* Short problem *
Find and copy each line of the records where the string "Read" shows up.

* Source data *

==========

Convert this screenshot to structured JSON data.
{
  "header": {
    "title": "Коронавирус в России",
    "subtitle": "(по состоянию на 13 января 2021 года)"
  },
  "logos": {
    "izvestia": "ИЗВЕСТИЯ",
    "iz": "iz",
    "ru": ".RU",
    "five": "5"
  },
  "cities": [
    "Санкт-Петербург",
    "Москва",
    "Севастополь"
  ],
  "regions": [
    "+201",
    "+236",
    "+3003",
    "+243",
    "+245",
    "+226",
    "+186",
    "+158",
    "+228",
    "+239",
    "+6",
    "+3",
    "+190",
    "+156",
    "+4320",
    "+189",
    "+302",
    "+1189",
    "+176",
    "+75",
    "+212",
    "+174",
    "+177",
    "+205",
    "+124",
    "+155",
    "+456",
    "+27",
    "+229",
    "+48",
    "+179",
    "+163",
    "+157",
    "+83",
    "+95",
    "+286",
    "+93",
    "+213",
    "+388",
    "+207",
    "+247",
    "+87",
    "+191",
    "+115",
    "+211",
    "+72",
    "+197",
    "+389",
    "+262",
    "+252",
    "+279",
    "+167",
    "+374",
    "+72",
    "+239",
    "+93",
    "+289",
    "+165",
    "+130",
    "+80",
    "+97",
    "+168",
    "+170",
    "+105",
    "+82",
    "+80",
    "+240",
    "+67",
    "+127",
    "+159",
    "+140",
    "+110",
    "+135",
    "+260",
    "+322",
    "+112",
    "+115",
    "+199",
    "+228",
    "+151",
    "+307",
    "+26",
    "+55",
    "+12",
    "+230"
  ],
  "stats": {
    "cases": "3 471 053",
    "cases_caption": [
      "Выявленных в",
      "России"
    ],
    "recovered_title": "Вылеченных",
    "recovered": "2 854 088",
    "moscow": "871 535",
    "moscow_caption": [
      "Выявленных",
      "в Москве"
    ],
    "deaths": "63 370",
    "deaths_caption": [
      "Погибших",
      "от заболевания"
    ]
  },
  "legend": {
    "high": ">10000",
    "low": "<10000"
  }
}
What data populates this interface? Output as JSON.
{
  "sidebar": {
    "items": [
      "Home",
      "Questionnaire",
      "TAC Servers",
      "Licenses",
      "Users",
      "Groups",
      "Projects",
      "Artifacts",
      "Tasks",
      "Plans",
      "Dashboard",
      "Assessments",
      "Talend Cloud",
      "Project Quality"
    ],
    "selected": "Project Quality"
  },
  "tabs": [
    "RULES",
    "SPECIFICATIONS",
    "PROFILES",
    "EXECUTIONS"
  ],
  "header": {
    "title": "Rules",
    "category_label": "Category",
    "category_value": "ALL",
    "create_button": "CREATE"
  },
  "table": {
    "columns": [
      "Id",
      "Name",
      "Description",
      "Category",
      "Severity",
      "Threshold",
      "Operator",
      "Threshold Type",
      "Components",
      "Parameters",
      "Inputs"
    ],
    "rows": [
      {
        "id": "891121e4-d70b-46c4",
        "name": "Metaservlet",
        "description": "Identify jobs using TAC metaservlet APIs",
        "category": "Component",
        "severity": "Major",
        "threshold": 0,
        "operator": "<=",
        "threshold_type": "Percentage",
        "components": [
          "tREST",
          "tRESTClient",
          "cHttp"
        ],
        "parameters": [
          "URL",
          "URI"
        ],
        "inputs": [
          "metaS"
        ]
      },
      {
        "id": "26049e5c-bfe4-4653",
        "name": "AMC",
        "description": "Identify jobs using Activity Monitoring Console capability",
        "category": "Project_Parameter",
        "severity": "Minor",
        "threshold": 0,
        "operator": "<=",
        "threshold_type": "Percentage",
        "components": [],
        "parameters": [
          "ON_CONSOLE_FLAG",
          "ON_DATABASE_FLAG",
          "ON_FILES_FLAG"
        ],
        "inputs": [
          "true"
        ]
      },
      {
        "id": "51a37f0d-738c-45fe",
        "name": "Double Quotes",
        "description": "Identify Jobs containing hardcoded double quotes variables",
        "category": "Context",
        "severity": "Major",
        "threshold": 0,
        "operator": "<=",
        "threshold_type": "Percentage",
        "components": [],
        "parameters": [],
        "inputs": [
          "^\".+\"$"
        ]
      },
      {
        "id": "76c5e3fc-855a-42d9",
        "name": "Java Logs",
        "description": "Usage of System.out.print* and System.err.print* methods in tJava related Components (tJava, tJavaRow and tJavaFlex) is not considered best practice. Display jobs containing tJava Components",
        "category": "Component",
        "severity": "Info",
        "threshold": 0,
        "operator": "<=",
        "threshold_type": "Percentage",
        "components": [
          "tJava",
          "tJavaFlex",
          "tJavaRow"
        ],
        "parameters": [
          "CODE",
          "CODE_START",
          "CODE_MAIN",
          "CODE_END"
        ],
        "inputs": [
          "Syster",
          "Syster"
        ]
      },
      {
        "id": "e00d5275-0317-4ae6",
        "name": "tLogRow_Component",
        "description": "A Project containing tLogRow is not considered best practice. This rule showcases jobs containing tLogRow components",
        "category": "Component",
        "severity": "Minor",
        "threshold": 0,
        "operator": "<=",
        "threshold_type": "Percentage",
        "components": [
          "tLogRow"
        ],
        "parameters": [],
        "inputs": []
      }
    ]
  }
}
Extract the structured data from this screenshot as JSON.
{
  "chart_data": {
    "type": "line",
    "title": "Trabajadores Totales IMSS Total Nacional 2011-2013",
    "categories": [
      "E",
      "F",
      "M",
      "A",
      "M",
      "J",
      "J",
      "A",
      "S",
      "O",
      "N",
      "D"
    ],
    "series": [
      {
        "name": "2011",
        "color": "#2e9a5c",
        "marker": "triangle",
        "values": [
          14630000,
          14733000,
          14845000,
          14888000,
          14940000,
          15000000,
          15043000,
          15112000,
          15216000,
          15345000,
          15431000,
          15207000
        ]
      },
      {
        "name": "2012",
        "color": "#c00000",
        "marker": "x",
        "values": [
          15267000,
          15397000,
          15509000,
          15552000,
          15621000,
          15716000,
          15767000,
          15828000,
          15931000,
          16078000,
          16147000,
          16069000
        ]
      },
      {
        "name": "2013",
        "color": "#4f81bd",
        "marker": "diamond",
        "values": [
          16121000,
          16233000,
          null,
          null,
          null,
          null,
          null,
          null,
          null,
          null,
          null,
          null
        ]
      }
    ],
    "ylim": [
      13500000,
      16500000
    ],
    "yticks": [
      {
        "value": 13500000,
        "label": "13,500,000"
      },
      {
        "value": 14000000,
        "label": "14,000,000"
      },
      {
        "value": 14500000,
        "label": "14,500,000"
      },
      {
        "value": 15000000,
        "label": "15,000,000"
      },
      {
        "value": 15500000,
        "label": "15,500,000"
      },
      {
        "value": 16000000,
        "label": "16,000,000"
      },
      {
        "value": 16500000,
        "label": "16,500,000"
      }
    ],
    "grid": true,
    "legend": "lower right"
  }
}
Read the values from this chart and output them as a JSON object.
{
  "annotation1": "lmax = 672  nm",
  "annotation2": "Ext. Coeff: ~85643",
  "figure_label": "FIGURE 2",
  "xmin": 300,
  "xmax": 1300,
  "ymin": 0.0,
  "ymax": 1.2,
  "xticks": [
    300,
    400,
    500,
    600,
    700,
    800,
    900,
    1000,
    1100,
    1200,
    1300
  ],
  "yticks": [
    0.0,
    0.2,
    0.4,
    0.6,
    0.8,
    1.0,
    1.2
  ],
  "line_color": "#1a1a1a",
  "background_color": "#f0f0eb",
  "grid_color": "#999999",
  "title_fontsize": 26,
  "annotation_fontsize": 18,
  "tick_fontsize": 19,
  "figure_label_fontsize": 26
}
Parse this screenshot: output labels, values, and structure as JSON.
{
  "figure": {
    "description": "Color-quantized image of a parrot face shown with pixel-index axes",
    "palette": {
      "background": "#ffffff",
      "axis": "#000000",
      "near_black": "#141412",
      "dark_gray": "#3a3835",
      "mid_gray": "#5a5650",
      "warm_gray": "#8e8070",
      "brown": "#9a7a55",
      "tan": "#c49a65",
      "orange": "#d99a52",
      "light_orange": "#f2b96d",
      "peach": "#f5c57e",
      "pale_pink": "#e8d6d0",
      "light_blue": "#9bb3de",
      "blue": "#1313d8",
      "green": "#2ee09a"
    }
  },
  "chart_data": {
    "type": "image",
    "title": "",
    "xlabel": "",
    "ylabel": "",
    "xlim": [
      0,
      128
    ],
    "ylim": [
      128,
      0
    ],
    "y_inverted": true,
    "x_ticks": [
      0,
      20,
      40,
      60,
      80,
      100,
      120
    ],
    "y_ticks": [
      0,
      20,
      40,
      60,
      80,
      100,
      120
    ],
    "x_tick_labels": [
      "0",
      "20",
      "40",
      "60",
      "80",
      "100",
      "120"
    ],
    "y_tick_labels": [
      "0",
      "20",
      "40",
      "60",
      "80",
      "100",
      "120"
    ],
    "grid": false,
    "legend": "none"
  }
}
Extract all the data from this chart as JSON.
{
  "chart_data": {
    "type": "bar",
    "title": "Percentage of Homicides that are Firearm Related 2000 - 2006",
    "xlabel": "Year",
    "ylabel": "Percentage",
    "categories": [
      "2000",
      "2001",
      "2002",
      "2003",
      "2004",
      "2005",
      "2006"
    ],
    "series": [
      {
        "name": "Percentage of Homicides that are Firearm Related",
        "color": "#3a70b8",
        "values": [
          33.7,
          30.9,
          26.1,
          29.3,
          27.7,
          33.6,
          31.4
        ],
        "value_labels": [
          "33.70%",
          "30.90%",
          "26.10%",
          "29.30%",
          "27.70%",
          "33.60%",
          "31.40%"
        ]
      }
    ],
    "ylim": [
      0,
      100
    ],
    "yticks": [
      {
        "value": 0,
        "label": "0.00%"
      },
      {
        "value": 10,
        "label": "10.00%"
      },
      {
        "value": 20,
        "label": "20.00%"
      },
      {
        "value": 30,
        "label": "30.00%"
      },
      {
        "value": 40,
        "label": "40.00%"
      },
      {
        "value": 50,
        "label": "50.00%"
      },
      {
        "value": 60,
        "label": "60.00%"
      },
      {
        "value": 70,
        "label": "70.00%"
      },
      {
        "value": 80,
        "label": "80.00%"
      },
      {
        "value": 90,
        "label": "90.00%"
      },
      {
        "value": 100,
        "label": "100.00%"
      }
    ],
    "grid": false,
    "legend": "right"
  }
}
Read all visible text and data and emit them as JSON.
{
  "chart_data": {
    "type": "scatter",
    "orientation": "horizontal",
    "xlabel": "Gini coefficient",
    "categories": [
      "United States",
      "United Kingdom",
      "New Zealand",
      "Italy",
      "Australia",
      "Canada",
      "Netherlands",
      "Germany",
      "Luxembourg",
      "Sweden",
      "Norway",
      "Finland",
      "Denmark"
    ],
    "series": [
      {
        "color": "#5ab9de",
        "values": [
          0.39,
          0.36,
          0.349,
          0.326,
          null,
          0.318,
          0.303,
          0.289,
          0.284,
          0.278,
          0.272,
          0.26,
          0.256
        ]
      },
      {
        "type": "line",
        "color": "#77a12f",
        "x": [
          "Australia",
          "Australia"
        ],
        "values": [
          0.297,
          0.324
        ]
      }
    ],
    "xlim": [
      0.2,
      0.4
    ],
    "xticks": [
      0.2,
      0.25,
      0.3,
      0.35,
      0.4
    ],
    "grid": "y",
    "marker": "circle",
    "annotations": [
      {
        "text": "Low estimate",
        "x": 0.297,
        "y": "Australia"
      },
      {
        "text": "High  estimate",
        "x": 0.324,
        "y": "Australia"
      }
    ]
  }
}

==========

* The solution *
Read the values from this chart and output them as a JSON object.
Read all visible text and data and emit them as JSON.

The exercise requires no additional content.